* Start *

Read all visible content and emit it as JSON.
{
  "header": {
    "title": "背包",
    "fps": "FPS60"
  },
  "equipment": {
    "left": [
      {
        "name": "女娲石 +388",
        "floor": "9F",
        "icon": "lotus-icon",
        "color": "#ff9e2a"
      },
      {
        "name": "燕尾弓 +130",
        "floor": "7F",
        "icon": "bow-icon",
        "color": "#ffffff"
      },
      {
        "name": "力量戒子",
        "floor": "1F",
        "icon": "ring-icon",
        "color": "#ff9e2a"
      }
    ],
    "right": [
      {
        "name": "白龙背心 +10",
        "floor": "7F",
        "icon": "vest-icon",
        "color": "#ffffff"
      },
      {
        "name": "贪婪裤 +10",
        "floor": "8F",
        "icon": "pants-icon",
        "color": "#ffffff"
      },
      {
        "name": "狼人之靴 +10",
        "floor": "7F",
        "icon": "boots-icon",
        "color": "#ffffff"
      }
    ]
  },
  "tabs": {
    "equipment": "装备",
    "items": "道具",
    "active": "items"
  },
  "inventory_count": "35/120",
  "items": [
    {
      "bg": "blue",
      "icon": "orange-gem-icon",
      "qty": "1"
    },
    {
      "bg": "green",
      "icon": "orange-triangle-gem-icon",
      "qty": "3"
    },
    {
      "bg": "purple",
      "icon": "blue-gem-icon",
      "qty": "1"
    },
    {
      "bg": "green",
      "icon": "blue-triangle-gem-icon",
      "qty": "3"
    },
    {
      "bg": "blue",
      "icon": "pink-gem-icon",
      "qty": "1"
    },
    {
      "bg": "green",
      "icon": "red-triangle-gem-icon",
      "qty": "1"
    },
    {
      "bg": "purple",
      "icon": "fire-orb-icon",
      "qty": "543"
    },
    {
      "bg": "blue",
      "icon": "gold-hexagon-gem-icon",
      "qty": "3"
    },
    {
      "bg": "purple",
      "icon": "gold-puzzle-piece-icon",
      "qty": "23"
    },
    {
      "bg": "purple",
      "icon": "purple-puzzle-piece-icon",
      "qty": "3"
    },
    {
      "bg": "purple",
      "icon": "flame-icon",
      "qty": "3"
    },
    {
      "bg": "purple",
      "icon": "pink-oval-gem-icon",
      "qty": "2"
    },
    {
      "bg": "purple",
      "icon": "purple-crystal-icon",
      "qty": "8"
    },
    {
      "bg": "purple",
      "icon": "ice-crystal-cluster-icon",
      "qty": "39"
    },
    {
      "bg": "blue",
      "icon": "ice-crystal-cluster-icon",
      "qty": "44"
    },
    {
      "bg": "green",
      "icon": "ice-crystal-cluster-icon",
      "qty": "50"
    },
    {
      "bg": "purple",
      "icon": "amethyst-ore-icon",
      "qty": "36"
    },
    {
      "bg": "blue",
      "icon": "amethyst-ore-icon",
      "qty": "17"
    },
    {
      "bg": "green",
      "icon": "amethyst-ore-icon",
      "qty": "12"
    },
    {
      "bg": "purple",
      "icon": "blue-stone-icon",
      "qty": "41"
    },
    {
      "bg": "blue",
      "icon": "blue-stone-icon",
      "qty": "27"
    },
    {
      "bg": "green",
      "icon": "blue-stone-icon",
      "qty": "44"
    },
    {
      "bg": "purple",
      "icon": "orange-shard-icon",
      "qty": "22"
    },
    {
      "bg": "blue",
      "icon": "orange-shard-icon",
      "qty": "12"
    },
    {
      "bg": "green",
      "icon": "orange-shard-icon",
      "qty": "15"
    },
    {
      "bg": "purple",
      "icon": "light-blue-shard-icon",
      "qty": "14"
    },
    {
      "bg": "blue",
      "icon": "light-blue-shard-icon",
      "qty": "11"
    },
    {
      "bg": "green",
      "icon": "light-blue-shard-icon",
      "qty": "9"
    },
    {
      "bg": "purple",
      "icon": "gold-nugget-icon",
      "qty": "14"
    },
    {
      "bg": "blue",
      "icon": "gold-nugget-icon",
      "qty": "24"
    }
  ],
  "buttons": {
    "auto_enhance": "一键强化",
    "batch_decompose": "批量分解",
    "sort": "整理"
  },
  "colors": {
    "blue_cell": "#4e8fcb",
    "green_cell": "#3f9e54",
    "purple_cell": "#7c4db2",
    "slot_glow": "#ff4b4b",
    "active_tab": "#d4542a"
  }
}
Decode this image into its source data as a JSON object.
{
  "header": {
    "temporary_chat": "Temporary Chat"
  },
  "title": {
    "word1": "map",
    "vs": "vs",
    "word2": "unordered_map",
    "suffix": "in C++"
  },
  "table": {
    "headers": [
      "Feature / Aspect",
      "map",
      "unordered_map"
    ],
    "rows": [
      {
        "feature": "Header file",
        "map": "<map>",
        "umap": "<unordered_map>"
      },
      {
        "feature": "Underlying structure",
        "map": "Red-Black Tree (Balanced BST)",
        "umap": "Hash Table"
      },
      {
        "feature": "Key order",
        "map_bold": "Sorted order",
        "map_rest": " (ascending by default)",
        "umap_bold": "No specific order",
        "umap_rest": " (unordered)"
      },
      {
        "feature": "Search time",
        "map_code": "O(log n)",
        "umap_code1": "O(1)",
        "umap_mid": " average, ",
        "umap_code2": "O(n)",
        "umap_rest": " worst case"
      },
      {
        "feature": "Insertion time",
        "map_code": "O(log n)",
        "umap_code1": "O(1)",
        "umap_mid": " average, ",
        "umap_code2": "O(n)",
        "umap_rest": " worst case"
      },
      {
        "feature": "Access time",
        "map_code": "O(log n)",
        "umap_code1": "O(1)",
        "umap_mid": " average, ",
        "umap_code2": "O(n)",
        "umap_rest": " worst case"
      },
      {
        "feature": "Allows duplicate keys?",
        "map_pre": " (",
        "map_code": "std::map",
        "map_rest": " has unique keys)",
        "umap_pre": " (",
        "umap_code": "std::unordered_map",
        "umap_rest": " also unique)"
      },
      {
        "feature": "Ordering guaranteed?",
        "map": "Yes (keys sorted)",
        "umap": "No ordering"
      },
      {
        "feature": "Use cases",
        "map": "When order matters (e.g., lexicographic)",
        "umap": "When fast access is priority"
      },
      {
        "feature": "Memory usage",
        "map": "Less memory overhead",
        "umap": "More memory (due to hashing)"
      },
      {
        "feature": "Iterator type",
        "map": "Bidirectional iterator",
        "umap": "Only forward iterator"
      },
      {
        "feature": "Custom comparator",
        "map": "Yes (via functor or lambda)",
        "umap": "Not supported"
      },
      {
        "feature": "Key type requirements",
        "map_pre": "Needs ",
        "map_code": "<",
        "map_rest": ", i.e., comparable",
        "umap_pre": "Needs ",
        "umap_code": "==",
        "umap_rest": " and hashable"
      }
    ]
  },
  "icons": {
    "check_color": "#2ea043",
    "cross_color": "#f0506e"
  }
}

* End *

**EXERCISE TASK**. Repeat the data verbatim.

**COMPLETE ANSWER**.
Read all visible content and emit it as JSON.
{
  "header": {
    "title": "背包",
    "fps": "FPS60"
  },
  "equipment": {
    "left": [
      {
        "name": "女娲石 +388",
        "floor": "9F",
        "icon": "lotus-icon",
        "color": "#ff9e2a"
      },
      {
        "name": "燕尾弓 +130",
        "floor": "7F",
        "icon": "bow-icon",
        "color": "#ffffff"
      },
      {
        "name": "力量戒子",
        "floor": "1F",
        "icon": "ring-icon",
        "color": "#ff9e2a"
      }
    ],
    "right": [
      {
        "name": "白龙背心 +10",
        "floor": "7F",
        "icon": "vest-icon",
        "color": "#ffffff"
      },
      {
        "name": "贪婪裤 +10",
        "floor": "8F",
        "icon": "pants-icon",
        "color": "#ffffff"
      },
      {
        "name": "狼人之靴 +10",
        "floor": "7F",
        "icon": "boots-icon",
        "color": "#ffffff"
      }
    ]
  },
  "tabs": {
    "equipment": "装备",
    "items": "道具",
    "active": "items"
  },
  "inventory_count": "35/120",
  "items": [
    {
      "bg": "blue",
      "icon": "orange-gem-icon",
      "qty": "1"
    },
    {
      "bg": "green",
      "icon": "orange-triangle-gem-icon",
      "qty": "3"
    },
    {
      "bg": "purple",
      "icon": "blue-gem-icon",
      "qty": "1"
    },
    {
      "bg": "green",
      "icon": "blue-triangle-gem-icon",
      "qty": "3"
    },
    {
      "bg": "blue",
      "icon": "pink-gem-icon",
      "qty": "1"
    },
    {
      "bg": "green",
      "icon": "red-triangle-gem-icon",
      "qty": "1"
    },
    {
      "bg": "purple",
      "icon": "fire-orb-icon",
      "qty": "543"
    },
    {
      "bg": "blue",
      "icon": "gold-hexagon-gem-icon",
      "qty": "3"
    },
    {
      "bg": "purple",
      "icon": "gold-puzzle-piece-icon",
      "qty": "23"
    },
    {
      "bg": "purple",
      "icon": "purple-puzzle-piece-icon",
      "qty": "3"
    },
    {
      "bg": "purple",
      "icon": "flame-icon",
      "qty": "3"
    },
    {
      "bg": "purple",
      "icon": "pink-oval-gem-icon",
      "qty": "2"
    },
    {
      "bg": "purple",
      "icon": "purple-crystal-icon",
      "qty": "8"
    },
    {
      "bg": "purple",
      "icon": "ice-crystal-cluster-icon",
      "qty": "39"
    },
    {
      "bg": "blue",
      "icon": "ice-crystal-cluster-icon",
      "qty": "44"
    },
    {
      "bg": "green",
      "icon": "ice-crystal-cluster-icon",
      "qty": "50"
    },
    {
      "bg": "purple",
      "icon": "amethyst-ore-icon",
      "qty": "36"
    },
    {
      "bg": "blue",
      "icon": "amethyst-ore-icon",
      "qty": "17"
    },
    {
      "bg": "green",
      "icon": "amethyst-ore-icon",
      "qty": "12"
    },
    {
      "bg": "purple",
      "icon": "blue-stone-icon",
      "qty": "41"
    },
    {
      "bg": "blue",
      "icon": "blue-stone-icon",
      "qty": "27"
    },
    {
      "bg": "green",
      "icon": "blue-stone-icon",
      "qty": "44"
    },
    {
      "bg": "purple",
      "icon": "orange-shard-icon",
      "qty": "22"
    },
    {
      "bg": "blue",
      "icon": "orange-shard-icon",
      "qty": "12"
    },
    {
      "bg": "green",
      "icon": "orange-shard-icon",
      "qty": "15"
    },
    {
      "bg": "purple",
      "icon": "light-blue-shard-icon",
      "qty": "14"
    },
    {
      "bg": "blue",
      "icon": "light-blue-shard-icon",
      "qty": "11"
    },
    {
      "bg": "green",
      "icon": "light-blue-shard-icon",
      "qty": "9"
    },
    {
      "bg": "purple",
      "icon": "gold-nugget-icon",
      "qty": "14"
    },
    {
      "bg": "blue",
      "icon": "gold-nugget-icon",
      "qty": "24"
    }
  ],
  "buttons": {
    "auto_enhance": "一键强化",
    "batch_decompose": "批量分解",
    "sort": "整理"
  },
  "colors": {
    "blue_cell": "#4e8fcb",
    "green_cell": "#3f9e54",
    "purple_cell": "#7c4db2",
    "slot_glow": "#ff4b4b",
    "active_tab": "#d4542a"
  }
}
Decode this image into its source data as a JSON object.
{
  "header": {
    "temporary_chat": "Temporary Chat"
  },
  "title": {
    "word1": "map",
    "vs": "vs",
    "word2": "unordered_map",
    "suffix": "in C++"
  },
  "table": {
    "headers": [
      "Feature / Aspect",
      "map",
      "unordered_map"
    ],
    "rows": [
      {
        "feature": "Header file",
        "map": "<map>",
        "umap": "<unordered_map>"
      },
      {
        "feature": "Underlying structure",
        "map": "Red-Black Tree (Balanced BST)",
        "umap": "Hash Table"
      },
      {
        "feature": "Key order",
        "map_bold": "Sorted order",
        "map_rest": " (ascending by default)",
        "umap_bold": "No specific order",
        "umap_rest": " (unordered)"
      },
      {
        "feature": "Search time",
        "map_code": "O(log n)",
        "umap_code1": "O(1)",
        "umap_mid": " average, ",
        "umap_code2": "O(n)",
        "umap_rest": " worst case"
      },
      {
        "feature": "Insertion time",
        "map_code": "O(log n)",
        "umap_code1": "O(1)",
        "umap_mid": " average, ",
        "umap_code2": "O(n)",
        "umap_rest": " worst case"
      },
      {
        "feature": "Access time",
        "map_code": "O(log n)",
        "umap_code1": "O(1)",
        "umap_mid": " average, ",
        "umap_code2": "O(n)",
        "umap_rest": " worst case"
      },
      {
        "feature": "Allows duplicate keys?",
        "map_pre": " (",
        "map_code": "std::map",
        "map_rest": " has unique keys)",
        "umap_pre": " (",
        "umap_code": "std::unordered_map",
        "umap_rest": " also unique)"
      },
      {
        "feature": "Ordering guaranteed?",
        "map": "Yes (keys sorted)",
        "umap": "No ordering"
      },
      {
        "feature": "Use cases",
        "map": "When order matters (e.g., lexicographic)",
        "umap": "When fast access is priority"
      },
      {
        "feature": "Memory usage",
        "map": "Less memory overhead",
        "umap": "More memory (due to hashing)"
      },
      {
        "feature": "Iterator type",
        "map": "Bidirectional iterator",
        "umap": "Only forward iterator"
      },
      {
        "feature": "Custom comparator",
        "map": "Yes (via functor or lambda)",
        "umap": "Not supported"
      },
      {
        "feature": "Key type requirements",
        "map_pre": "Needs ",
        "map_code": "<",
        "map_rest": ", i.e., comparable",
        "umap_pre": "Needs ",
        "umap_code": "==",
        "umap_rest": " and hashable"
      }
    ]
  },
  "icons": {
    "check_color": "#2ea043",
    "cross_color": "#f0506e"
  }
}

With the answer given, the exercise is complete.